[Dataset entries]
Begin

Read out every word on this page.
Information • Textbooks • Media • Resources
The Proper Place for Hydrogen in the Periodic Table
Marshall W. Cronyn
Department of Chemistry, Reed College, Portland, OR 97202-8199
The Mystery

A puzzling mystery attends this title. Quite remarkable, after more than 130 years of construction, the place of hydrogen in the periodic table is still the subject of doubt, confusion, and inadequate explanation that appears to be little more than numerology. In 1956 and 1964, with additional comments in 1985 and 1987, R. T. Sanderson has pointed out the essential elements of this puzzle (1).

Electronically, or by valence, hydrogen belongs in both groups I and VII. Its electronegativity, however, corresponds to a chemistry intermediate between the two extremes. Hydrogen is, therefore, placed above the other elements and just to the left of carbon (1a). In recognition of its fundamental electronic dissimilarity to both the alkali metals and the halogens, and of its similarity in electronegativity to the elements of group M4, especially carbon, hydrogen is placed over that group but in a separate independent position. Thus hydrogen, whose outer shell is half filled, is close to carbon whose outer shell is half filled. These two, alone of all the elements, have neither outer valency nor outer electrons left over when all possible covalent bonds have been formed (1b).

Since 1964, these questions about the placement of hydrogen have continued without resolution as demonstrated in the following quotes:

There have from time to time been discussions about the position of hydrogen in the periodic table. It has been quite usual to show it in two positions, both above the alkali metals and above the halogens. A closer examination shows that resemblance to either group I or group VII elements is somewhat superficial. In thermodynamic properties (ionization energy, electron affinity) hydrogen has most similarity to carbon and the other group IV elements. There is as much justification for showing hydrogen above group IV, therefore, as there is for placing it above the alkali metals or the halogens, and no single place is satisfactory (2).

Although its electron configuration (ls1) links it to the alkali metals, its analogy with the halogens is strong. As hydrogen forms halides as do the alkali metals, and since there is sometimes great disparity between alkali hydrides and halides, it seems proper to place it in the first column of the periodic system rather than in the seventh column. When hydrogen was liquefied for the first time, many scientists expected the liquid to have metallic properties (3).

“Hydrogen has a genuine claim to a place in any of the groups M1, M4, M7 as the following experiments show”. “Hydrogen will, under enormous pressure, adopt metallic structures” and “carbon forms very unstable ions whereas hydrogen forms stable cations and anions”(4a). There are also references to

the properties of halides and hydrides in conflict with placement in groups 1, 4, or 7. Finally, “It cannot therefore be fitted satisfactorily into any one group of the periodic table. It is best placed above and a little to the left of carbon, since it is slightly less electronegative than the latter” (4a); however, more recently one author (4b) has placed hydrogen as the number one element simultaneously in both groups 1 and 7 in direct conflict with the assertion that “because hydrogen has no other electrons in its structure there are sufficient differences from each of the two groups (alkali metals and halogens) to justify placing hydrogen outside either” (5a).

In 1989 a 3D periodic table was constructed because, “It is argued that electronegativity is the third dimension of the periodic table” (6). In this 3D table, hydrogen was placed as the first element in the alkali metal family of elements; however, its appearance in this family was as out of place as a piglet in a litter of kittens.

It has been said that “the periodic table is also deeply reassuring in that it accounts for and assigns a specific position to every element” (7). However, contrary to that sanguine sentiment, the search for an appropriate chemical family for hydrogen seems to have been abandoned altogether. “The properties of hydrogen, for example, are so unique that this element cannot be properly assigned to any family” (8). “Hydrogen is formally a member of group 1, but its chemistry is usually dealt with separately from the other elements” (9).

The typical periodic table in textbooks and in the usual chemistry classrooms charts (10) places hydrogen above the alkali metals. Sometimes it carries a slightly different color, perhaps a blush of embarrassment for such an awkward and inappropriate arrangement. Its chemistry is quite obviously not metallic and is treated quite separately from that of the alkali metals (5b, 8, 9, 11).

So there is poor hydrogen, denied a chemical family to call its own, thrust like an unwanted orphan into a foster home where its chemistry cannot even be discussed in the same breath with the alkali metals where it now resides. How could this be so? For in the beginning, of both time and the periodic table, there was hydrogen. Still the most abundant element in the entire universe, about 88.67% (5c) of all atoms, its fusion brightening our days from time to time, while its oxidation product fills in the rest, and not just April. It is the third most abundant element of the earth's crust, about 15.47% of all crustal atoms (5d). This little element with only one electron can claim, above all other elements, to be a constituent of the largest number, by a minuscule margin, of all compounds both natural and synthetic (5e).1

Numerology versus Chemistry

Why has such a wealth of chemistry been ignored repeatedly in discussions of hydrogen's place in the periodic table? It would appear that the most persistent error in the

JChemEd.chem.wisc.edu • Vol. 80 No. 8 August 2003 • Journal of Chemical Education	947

End

WHAT IS EXPECTED
Going through the data, tally the lines containing "every" and report only the result.

WRITTEN RESPONSE
2